• [MATERIAL PROVIDED]:
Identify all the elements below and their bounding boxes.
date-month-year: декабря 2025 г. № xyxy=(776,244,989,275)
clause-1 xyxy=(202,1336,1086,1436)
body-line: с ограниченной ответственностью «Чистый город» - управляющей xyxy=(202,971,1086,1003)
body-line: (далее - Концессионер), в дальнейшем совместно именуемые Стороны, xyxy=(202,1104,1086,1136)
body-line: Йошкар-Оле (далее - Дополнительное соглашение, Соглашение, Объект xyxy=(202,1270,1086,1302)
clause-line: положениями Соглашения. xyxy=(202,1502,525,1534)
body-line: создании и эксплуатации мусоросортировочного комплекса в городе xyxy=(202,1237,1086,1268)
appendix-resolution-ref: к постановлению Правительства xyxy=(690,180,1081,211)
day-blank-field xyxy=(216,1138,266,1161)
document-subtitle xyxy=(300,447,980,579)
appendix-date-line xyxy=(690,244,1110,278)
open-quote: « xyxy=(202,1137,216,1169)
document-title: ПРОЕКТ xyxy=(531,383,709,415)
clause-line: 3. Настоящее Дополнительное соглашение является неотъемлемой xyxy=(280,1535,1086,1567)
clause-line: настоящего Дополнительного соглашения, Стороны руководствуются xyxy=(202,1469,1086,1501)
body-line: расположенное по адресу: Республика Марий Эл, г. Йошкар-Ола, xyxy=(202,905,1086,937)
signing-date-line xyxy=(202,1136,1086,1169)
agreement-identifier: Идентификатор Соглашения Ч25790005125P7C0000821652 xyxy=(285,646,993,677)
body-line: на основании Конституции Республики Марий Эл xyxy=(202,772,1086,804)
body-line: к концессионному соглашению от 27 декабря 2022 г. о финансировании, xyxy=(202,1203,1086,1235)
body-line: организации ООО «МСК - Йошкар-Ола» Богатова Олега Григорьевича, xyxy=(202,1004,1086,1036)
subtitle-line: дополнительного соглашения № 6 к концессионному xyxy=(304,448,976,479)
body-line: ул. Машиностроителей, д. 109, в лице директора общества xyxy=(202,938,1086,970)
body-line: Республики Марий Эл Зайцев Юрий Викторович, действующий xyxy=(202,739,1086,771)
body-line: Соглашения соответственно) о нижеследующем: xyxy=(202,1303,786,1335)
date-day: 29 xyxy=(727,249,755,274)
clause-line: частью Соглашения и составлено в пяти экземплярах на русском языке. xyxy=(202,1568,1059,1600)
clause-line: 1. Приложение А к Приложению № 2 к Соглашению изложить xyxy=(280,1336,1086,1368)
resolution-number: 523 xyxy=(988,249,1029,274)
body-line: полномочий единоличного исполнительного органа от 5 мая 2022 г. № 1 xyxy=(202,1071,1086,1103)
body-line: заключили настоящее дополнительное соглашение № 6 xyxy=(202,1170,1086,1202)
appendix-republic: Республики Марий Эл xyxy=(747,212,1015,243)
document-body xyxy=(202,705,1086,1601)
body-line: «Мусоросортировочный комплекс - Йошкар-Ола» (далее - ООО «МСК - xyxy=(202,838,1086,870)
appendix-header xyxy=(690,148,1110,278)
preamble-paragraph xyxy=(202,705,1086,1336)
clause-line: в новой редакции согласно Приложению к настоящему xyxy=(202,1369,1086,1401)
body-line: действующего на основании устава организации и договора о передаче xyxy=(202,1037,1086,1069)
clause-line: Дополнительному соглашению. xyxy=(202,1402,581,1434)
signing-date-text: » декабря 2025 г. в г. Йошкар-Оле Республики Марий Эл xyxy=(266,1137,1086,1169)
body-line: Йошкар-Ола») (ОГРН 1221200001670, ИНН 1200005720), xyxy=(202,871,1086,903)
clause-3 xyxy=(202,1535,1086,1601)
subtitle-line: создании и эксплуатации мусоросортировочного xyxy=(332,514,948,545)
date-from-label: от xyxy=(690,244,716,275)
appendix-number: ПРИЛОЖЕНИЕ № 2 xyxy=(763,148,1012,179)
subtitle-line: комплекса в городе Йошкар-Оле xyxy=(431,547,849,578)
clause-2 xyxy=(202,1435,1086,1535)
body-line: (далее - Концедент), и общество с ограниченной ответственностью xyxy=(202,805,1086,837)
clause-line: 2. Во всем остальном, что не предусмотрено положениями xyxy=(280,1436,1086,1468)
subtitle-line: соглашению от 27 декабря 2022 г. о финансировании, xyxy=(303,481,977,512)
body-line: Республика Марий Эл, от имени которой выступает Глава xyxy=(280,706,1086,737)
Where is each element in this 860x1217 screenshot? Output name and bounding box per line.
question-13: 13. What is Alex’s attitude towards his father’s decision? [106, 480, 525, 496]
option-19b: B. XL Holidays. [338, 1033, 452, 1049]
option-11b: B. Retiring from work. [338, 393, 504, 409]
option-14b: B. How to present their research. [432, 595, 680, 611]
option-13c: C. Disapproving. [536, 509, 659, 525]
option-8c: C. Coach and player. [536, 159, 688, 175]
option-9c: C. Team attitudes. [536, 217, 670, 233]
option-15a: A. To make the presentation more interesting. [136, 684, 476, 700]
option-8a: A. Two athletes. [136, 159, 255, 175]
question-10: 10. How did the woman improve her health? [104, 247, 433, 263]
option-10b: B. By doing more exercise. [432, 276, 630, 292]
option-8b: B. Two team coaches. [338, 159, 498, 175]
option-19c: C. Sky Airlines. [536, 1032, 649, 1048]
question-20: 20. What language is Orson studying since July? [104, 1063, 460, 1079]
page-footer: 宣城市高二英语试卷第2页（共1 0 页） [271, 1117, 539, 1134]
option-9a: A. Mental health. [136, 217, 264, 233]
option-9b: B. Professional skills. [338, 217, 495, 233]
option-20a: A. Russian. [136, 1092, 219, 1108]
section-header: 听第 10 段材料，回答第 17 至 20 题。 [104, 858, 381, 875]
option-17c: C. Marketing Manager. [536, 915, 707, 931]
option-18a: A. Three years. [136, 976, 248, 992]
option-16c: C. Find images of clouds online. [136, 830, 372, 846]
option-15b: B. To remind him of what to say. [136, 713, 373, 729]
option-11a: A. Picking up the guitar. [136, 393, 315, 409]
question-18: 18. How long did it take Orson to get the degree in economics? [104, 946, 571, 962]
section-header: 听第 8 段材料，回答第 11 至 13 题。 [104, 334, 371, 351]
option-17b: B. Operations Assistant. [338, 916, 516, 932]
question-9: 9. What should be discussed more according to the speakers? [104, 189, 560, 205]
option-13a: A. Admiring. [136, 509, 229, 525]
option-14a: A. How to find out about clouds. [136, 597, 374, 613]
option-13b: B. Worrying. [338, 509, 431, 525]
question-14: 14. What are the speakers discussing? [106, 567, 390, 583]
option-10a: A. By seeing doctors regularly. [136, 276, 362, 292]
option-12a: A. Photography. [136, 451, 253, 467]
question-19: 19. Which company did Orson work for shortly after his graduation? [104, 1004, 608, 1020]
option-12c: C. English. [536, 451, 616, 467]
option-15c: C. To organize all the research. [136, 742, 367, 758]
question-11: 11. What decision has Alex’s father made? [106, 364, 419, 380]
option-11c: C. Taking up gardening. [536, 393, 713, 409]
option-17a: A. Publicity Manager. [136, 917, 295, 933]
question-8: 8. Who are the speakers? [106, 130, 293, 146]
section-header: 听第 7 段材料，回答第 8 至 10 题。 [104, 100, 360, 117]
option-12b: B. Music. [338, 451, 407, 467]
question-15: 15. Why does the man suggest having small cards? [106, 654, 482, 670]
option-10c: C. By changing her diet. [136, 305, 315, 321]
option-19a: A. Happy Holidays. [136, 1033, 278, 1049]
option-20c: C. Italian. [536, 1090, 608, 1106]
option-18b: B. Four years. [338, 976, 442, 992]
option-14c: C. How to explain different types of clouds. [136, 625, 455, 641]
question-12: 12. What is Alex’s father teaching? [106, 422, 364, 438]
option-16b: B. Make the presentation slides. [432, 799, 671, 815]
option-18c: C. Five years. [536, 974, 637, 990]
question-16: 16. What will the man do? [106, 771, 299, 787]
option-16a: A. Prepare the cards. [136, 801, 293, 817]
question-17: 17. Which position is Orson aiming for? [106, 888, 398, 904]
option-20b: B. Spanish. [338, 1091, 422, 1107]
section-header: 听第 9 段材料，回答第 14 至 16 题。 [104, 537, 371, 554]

• [STATED GOAL]: Reproduce the lines of the material verbatim, beginning with the first line and stopping after the line that contains "body-line: организации ООО".

• [ANSWER TO THE EXERCISE]:
Identify all the elements below and their bounding boxes.
date-month-year: декабря 2025 г. № xyxy=(776,244,989,275)
clause-1 xyxy=(202,1336,1086,1436)
body-line: с ограниченной ответственностью «Чистый город» - управляющей xyxy=(202,971,1086,1003)
body-line: (далее - Концессионер), в дальнейшем совместно именуемые Стороны, xyxy=(202,1104,1086,1136)
body-line: Йошкар-Оле (далее - Дополнительное соглашение, Соглашение, Объект xyxy=(202,1270,1086,1302)
clause-line: положениями Соглашения. xyxy=(202,1502,525,1534)
body-line: создании и эксплуатации мусоросортировочного комплекса в городе xyxy=(202,1237,1086,1268)
appendix-resolution-ref: к постановлению Правительства xyxy=(690,180,1081,211)
day-blank-field xyxy=(216,1138,266,1161)
document-subtitle xyxy=(300,447,980,579)
appendix-date-line xyxy=(690,244,1110,278)
open-quote: « xyxy=(202,1137,216,1169)
document-title: ПРОЕКТ xyxy=(531,383,709,415)
clause-line: 3. Настоящее Дополнительное соглашение является неотъемлемой xyxy=(280,1535,1086,1567)
clause-line: настоящего Дополнительного соглашения, Стороны руководствуются xyxy=(202,1469,1086,1501)
body-line: расположенное по адресу: Республика Марий Эл, г. Йошкар-Ола, xyxy=(202,905,1086,937)
signing-date-line xyxy=(202,1136,1086,1169)
agreement-identifier: Идентификатор Соглашения Ч25790005125P7C0000821652 xyxy=(285,646,993,677)
body-line: на основании Конституции Республики Марий Эл xyxy=(202,772,1086,804)
body-line: к концессионному соглашению от 27 декабря 2022 г. о финансировании, xyxy=(202,1203,1086,1235)
body-line: организации ООО «МСК - Йошкар-Ола» Богатова Олега Григорьевича, xyxy=(202,1004,1086,1036)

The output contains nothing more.